§ **DATA FOR THE TASK**
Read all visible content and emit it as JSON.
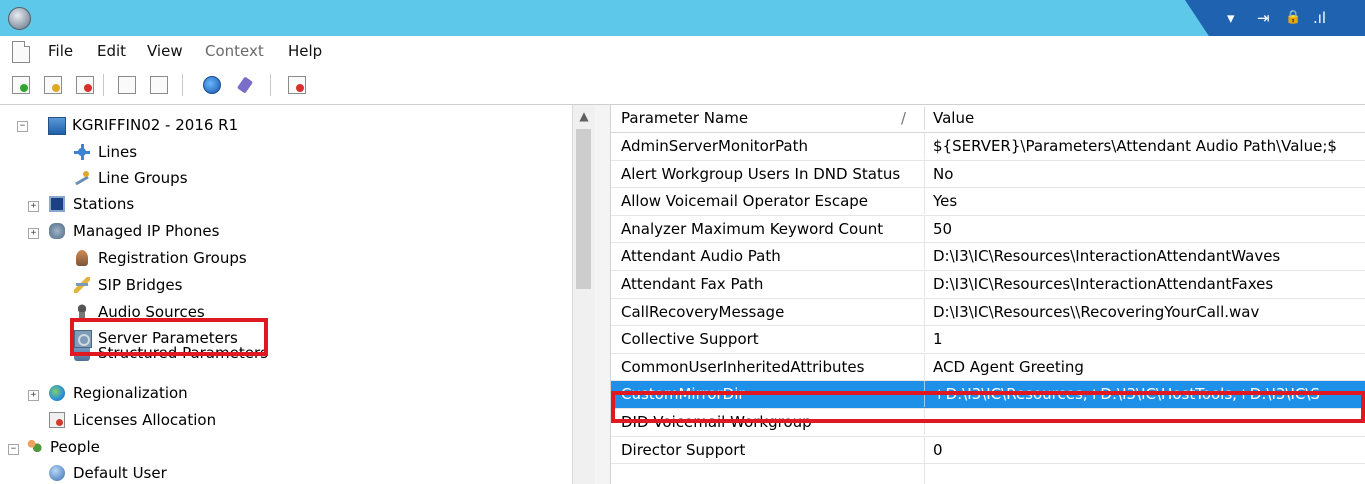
{
  "window": {
    "status_glyphs": [
      "▾",
      "⇥",
      "🔒",
      ".ıl"
    ]
  },
  "menu": {
    "items": [
      {
        "label": "File",
        "enabled": true
      },
      {
        "label": "Edit",
        "enabled": true
      },
      {
        "label": "View",
        "enabled": true
      },
      {
        "label": "Context",
        "enabled": false
      },
      {
        "label": "Help",
        "enabled": true
      }
    ]
  },
  "toolbar": {
    "buttons": [
      "add-icon",
      "edit-icon",
      "delete-icon",
      "copy-icon",
      "paste-icon",
      "globe-icon",
      "pin-icon",
      "properties-icon"
    ]
  },
  "tree": {
    "root": "KGRIFFIN02 - 2016 R1",
    "items": [
      {
        "label": "Lines",
        "icon": "lines-icon"
      },
      {
        "label": "Line Groups",
        "icon": "line-groups-icon"
      },
      {
        "label": "Stations",
        "icon": "stations-icon",
        "expandable": true
      },
      {
        "label": "Managed IP Phones",
        "icon": "ip-phone-icon",
        "expandable": true
      },
      {
        "label": "Registration Groups",
        "icon": "registration-icon"
      },
      {
        "label": "SIP Bridges",
        "icon": "sip-bridge-icon"
      },
      {
        "label": "Audio Sources",
        "icon": "audio-source-icon"
      },
      {
        "label": "Server Parameters",
        "icon": "server-parameters-icon",
        "highlighted": true
      },
      {
        "label": "Structured Parameters",
        "icon": "structured-parameters-icon"
      },
      {
        "label": "Regionalization",
        "icon": "globe-icon",
        "expandable": true
      },
      {
        "label": "Licenses Allocation",
        "icon": "license-icon"
      },
      {
        "label": "People",
        "icon": "people-icon",
        "expandable": true,
        "expanded": true
      },
      {
        "label": "Default User",
        "icon": "user-icon"
      }
    ]
  },
  "grid": {
    "columns": [
      "Parameter Name",
      "Value"
    ],
    "sort_glyph": "/",
    "rows": [
      {
        "name": "AdminServerMonitorPath",
        "value": "${SERVER}\\Parameters\\Attendant Audio Path\\Value;$"
      },
      {
        "name": "Alert Workgroup Users In DND Status",
        "value": "No"
      },
      {
        "name": "Allow Voicemail Operator Escape",
        "value": "Yes"
      },
      {
        "name": "Analyzer Maximum Keyword Count",
        "value": "50"
      },
      {
        "name": "Attendant Audio Path",
        "value": "D:\\I3\\IC\\Resources\\InteractionAttendantWaves"
      },
      {
        "name": "Attendant Fax Path",
        "value": "D:\\I3\\IC\\Resources\\InteractionAttendantFaxes"
      },
      {
        "name": "CallRecoveryMessage",
        "value": "D:\\I3\\IC\\Resources\\\\RecoveringYourCall.wav"
      },
      {
        "name": "Collective Support",
        "value": "1"
      },
      {
        "name": "CommonUserInheritedAttributes",
        "value": "ACD Agent Greeting"
      },
      {
        "name": "CustomMirrorDir",
        "value": "+D:\\I3\\IC\\Resources;+D:\\I3\\IC\\HostTools;+D:\\I3\\IC\\S",
        "selected": true
      },
      {
        "name": "DID Voicemail Workgroup",
        "value": ""
      },
      {
        "name": "Director Support",
        "value": "0"
      },
      {
        "name": "",
        "value": ""
      }
    ]
  },
  "colors": {
    "titlebar": "#5ec8ea",
    "status_tab": "#1e62b0",
    "selection": "#1e90e8",
    "highlight_box": "#e01821"
  }
}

§ **DIRECTIONS FOR THIS TASK**
Copy out each line of the entries that holds "Support".

§ **RESPONSE TO THE EXERCISE**
        "name": "Collective Support",
        "name": "Director Support",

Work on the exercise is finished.